Recorded data ::
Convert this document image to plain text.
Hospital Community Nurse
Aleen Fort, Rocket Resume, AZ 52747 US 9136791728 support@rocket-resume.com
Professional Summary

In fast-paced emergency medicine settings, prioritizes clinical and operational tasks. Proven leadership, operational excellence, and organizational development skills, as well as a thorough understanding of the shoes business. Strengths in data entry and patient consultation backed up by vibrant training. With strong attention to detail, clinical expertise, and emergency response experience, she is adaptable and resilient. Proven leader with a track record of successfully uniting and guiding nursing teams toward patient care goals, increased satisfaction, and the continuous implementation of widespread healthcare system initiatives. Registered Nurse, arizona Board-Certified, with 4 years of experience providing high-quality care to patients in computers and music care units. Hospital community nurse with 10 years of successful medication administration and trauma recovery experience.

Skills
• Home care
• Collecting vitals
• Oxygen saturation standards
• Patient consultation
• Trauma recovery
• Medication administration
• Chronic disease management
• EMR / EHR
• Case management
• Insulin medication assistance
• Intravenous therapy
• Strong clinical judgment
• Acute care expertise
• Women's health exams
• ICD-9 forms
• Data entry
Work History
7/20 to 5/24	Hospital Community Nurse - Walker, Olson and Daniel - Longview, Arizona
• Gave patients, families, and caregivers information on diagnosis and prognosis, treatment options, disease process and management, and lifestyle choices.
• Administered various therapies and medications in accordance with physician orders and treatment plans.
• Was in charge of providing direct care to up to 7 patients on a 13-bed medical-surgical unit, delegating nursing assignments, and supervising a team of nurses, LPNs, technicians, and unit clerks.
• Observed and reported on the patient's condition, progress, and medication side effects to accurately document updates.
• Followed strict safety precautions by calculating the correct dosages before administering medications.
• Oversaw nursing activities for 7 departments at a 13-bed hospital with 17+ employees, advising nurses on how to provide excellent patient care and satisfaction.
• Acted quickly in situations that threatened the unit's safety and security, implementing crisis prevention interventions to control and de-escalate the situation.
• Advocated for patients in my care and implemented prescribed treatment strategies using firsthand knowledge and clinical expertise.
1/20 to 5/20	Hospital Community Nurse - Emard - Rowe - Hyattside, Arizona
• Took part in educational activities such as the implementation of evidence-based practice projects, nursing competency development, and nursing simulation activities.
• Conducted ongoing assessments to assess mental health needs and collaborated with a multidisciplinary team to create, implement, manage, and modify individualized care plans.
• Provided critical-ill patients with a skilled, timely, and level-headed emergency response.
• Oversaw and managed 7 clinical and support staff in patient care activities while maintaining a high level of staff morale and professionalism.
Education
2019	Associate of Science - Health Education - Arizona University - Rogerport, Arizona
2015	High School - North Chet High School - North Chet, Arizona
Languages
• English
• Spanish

Task goal :: All of the data above must be retyped exactly.

Task result ::
Convert this document image to plain text.
Hospital Community Nurse
Aleen Fort, Rocket Resume, AZ 52747 US 9136791728 support@rocket-resume.com
Professional Summary

In fast-paced emergency medicine settings, prioritizes clinical and operational tasks. Proven leadership, operational excellence, and organizational development skills, as well as a thorough understanding of the shoes business. Strengths in data entry and patient consultation backed up by vibrant training. With strong attention to detail, clinical expertise, and emergency response experience, she is adaptable and resilient. Proven leader with a track record of successfully uniting and guiding nursing teams toward patient care goals, increased satisfaction, and the continuous implementation of widespread healthcare system initiatives. Registered Nurse, arizona Board-Certified, with 4 years of experience providing high-quality care to patients in computers and music care units. Hospital community nurse with 10 years of successful medication administration and trauma recovery experience.

Skills
• Home care
• Collecting vitals
• Oxygen saturation standards
• Patient consultation
• Trauma recovery
• Medication administration
• Chronic disease management
• EMR / EHR
• Case management
• Insulin medication assistance
• Intravenous therapy
• Strong clinical judgment
• Acute care expertise
• Women's health exams
• ICD-9 forms
• Data entry
Work History
7/20 to 5/24	Hospital Community Nurse - Walker, Olson and Daniel - Longview, Arizona
• Gave patients, families, and caregivers information on diagnosis and prognosis, treatment options, disease process and management, and lifestyle choices.
• Administered various therapies and medications in accordance with physician orders and treatment plans.
• Was in charge of providing direct care to up to 7 patients on a 13-bed medical-surgical unit, delegating nursing assignments, and supervising a team of nurses, LPNs, technicians, and unit clerks.
• Observed and reported on the patient's condition, progress, and medication side effects to accurately document updates.
• Followed strict safety precautions by calculating the correct dosages before administering medications.
• Oversaw nursing activities for 7 departments at a 13-bed hospital with 17+ employees, advising nurses on how to provide excellent patient care and satisfaction.
• Acted quickly in situations that threatened the unit's safety and security, implementing crisis prevention interventions to control and de-escalate the situation.
• Advocated for patients in my care and implemented prescribed treatment strategies using firsthand knowledge and clinical expertise.
1/20 to 5/20	Hospital Community Nurse - Emard - Rowe - Hyattside, Arizona
• Took part in educational activities such as the implementation of evidence-based practice projects, nursing competency development, and nursing simulation activities.
• Conducted ongoing assessments to assess mental health needs and collaborated with a multidisciplinary team to create, implement, manage, and modify individualized care plans.
• Provided critical-ill patients with a skilled, timely, and level-headed emergency response.
• Oversaw and managed 7 clinical and support staff in patient care activities while maintaining a high level of staff morale and professionalism.
Education
2019	Associate of Science - Health Education - Arizona University - Rogerport, Arizona
2015	High School - North Chet High School - North Chet, Arizona
Languages
• English
• Spanish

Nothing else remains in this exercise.